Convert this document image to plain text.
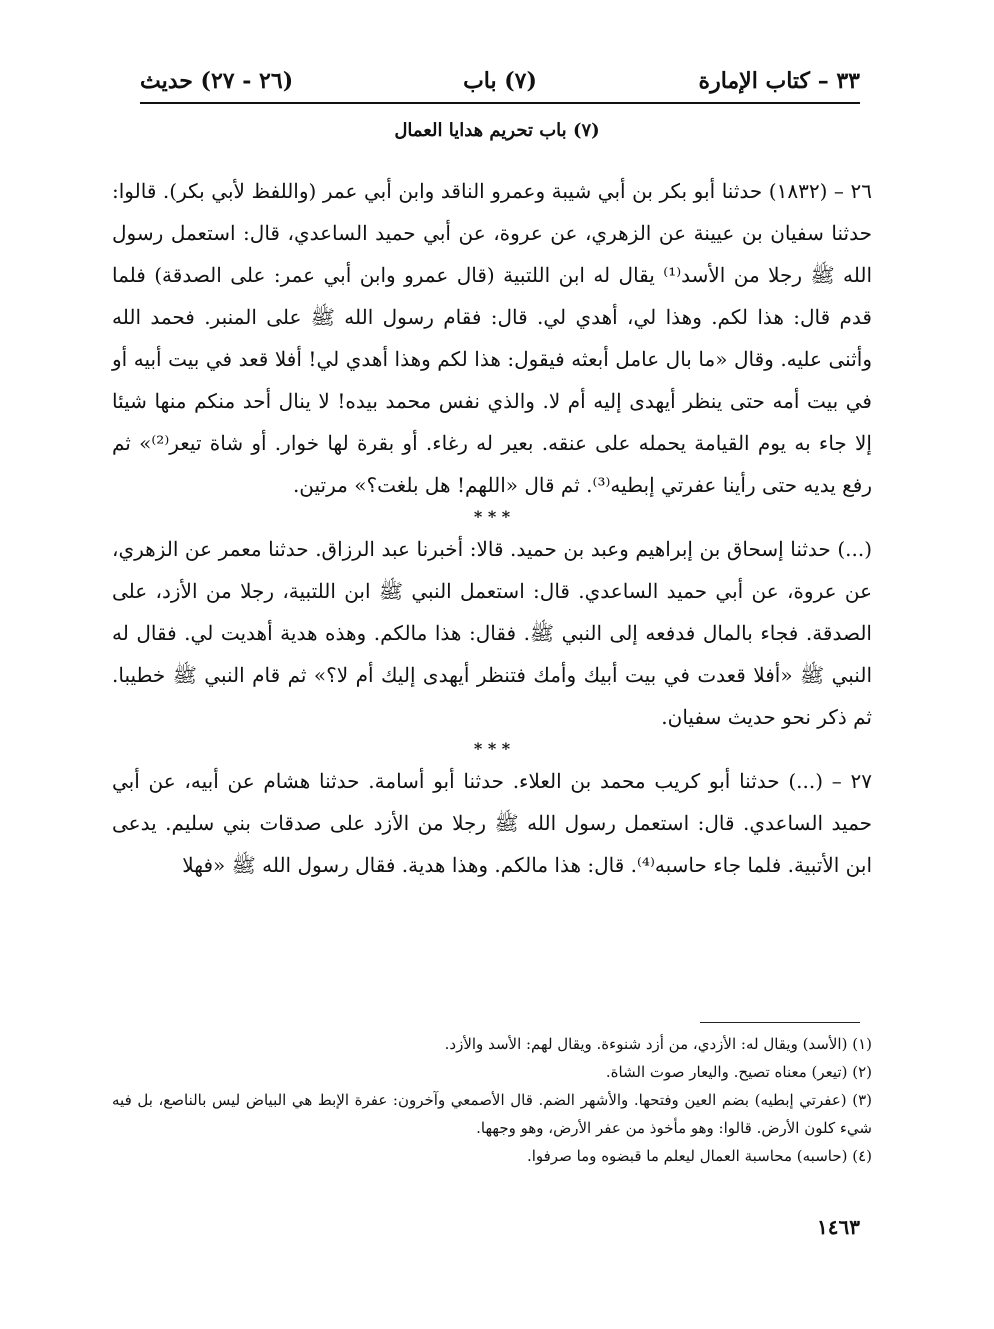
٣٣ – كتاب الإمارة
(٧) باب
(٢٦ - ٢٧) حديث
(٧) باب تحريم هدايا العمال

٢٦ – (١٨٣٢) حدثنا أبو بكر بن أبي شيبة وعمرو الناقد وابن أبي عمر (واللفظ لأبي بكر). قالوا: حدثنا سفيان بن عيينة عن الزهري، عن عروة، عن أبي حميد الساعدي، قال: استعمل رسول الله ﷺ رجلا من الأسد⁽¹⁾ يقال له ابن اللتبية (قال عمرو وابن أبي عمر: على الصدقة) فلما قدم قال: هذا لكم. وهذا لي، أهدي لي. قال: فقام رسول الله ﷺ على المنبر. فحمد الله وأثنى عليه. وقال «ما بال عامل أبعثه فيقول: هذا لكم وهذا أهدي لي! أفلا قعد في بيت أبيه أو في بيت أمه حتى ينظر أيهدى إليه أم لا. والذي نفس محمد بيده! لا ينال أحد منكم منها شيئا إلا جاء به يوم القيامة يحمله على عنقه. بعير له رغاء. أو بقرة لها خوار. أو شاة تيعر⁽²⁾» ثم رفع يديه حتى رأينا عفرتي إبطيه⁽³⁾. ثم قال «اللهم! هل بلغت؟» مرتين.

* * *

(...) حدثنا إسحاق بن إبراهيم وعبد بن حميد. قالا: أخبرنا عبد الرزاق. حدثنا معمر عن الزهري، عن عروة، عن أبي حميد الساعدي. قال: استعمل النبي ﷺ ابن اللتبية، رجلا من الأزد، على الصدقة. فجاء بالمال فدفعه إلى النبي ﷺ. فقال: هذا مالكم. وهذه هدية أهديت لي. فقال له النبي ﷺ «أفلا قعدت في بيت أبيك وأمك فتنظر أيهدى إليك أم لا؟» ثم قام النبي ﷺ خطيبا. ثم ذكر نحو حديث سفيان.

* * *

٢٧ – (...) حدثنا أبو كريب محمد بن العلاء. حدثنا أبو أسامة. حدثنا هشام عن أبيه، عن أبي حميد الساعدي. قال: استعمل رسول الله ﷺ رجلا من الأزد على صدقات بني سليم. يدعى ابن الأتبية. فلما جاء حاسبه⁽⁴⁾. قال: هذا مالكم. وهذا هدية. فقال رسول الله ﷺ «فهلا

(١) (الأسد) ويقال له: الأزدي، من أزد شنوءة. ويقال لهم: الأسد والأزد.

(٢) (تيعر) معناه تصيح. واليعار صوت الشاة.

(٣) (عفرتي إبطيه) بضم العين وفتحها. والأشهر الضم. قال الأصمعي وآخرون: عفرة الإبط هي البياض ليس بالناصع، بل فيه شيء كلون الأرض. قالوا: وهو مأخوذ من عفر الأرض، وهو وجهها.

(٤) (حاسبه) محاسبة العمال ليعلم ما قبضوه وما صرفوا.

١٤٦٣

===

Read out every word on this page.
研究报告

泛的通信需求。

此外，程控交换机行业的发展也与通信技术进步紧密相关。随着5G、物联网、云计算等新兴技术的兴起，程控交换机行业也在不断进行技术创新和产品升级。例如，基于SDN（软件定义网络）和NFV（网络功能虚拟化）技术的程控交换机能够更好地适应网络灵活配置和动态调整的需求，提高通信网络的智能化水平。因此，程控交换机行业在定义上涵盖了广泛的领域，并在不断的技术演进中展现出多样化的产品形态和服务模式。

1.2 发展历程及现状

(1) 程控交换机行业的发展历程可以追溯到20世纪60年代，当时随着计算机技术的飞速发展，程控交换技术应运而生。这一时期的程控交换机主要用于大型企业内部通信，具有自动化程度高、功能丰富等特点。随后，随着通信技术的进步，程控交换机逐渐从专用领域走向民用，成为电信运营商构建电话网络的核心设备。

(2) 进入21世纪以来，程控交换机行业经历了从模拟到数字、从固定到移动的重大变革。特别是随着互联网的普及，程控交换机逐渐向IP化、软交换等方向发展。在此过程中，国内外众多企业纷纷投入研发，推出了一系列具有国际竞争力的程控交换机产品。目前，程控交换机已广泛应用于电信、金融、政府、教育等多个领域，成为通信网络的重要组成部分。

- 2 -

===

### [WHAT YOU ARE ASKED TO DO]
Using the records above, find and show each line with the string "مالكم".

### [WRITTEN ANSWER]
(...) حدثنا إسحاق بن إبراهيم وعبد بن حميد. قالا: أخبرنا عبد الرزاق. حدثنا معمر عن الزهري، عن عروة، عن أبي حميد الساعدي. قال: استعمل النبي ﷺ ابن اللتبية، رجلا من الأزد، على الصدقة. فجاء بالمال فدفعه إلى النبي ﷺ. فقال: هذا مالكم. وهذه هدية أهديت لي. فقال له النبي ﷺ «أفلا قعدت في بيت أبيك وأمك فتنظر أيهدى إليك أم لا؟» ثم قام النبي ﷺ خطيبا. ثم ذكر نحو حديث سفيان.
٢٧ – (...) حدثنا أبو كريب محمد بن العلاء. حدثنا أبو أسامة. حدثنا هشام عن أبيه، عن أبي حميد الساعدي. قال: استعمل رسول الله ﷺ رجلا من الأزد على صدقات بني سليم. يدعى ابن الأتبية. فلما جاء حاسبه⁽⁴⁾. قال: هذا مالكم. وهذا هدية. فقال رسول الله ﷺ «فهلا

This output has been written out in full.